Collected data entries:
— Begin —

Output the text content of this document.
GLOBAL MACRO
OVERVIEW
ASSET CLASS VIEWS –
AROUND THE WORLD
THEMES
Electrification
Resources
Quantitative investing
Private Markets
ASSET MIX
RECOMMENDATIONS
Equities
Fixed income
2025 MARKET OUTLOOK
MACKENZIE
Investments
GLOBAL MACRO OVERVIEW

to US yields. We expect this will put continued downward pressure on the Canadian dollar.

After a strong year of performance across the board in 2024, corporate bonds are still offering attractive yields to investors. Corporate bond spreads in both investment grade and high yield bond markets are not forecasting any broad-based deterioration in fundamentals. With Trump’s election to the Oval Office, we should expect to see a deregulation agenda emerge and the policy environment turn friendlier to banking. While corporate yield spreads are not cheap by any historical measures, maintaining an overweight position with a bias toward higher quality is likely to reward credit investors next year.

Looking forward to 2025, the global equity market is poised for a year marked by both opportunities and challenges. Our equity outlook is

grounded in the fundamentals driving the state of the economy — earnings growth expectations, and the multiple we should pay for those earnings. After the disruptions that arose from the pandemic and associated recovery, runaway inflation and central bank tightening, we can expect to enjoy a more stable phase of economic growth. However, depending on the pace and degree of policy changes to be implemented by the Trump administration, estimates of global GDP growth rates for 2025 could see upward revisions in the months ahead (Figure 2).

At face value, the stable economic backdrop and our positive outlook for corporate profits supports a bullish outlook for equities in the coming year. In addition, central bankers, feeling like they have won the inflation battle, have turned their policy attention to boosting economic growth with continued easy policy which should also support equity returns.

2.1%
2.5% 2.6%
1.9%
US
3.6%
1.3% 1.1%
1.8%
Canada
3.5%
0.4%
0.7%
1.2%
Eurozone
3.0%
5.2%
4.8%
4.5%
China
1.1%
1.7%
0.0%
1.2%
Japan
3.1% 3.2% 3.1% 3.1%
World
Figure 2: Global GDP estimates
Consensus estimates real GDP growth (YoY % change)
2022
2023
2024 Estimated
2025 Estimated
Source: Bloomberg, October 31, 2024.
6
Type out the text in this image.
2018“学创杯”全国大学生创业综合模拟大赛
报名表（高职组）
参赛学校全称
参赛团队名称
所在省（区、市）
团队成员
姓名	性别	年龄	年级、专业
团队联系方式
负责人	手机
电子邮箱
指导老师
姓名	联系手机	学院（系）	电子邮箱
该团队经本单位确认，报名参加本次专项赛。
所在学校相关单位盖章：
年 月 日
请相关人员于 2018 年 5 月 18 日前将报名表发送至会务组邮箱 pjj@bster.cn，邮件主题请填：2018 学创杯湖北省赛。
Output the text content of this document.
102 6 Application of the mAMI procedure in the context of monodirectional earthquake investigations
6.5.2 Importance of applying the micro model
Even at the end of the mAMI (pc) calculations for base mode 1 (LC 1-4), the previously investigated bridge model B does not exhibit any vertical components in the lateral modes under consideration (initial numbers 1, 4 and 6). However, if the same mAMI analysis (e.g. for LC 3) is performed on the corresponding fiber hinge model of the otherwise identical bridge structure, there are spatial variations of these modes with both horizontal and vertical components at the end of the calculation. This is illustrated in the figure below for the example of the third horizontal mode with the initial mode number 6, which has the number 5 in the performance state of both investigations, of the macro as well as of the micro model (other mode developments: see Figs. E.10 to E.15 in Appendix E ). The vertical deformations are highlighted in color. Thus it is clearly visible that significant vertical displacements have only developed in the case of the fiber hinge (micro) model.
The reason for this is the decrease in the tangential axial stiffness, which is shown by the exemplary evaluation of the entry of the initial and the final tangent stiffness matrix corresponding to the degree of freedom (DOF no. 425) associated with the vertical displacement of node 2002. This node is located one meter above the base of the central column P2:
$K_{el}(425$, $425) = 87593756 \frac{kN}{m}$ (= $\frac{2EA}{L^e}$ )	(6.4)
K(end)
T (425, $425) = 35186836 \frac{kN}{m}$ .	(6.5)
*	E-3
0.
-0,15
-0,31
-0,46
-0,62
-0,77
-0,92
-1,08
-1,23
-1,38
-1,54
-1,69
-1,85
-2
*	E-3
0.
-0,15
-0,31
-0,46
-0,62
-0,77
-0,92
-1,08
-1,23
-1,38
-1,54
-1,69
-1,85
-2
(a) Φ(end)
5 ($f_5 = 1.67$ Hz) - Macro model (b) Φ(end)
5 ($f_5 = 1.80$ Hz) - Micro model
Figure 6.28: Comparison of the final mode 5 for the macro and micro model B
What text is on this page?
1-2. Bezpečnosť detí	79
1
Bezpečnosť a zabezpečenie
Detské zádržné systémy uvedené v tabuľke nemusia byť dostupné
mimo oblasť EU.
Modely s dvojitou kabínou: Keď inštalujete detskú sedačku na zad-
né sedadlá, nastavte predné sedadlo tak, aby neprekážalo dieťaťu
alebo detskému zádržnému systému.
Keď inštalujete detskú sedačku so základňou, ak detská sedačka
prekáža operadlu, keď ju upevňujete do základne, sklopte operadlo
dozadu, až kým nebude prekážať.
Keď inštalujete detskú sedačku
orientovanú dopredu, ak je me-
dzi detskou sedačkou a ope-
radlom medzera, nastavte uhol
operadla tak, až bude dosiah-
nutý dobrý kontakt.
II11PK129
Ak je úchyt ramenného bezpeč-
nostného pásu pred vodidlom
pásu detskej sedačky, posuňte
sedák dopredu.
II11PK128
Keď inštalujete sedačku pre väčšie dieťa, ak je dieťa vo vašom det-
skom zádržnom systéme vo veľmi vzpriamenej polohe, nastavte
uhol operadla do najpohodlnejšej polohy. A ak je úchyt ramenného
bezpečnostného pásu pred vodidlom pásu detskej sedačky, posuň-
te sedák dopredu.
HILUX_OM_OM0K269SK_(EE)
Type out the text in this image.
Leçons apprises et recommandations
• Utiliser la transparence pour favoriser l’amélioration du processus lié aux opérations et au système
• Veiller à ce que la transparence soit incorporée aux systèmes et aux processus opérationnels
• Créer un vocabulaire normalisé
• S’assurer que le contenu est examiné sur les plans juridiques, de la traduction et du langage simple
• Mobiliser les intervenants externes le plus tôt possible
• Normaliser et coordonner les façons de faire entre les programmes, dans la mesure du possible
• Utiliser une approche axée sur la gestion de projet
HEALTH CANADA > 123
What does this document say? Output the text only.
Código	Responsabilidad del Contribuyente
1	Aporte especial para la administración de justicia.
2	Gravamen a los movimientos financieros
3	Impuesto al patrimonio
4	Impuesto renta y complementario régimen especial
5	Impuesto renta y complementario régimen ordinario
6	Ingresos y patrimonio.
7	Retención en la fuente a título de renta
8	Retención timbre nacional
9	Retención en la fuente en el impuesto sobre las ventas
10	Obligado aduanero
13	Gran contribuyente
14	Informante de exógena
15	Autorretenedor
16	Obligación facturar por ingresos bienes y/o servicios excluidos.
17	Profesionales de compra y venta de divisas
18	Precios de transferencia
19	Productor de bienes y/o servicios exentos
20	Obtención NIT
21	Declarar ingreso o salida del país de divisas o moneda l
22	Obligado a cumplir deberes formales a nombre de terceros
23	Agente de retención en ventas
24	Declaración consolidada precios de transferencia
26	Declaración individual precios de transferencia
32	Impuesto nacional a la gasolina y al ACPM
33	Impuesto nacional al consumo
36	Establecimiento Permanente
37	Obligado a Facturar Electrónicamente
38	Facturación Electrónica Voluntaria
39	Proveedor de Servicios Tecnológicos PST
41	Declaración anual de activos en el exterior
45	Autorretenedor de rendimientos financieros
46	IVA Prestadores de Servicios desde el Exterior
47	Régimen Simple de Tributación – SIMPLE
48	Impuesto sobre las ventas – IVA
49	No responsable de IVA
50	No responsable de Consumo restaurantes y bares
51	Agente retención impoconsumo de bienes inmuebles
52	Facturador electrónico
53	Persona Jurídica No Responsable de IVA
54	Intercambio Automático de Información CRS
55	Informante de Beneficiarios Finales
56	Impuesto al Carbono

— End —

DIRECTIVE: State the number of lines in the preceding entries that include the word "úchyt". Provide nothing else.

RESPONSE TO THE TASK: 2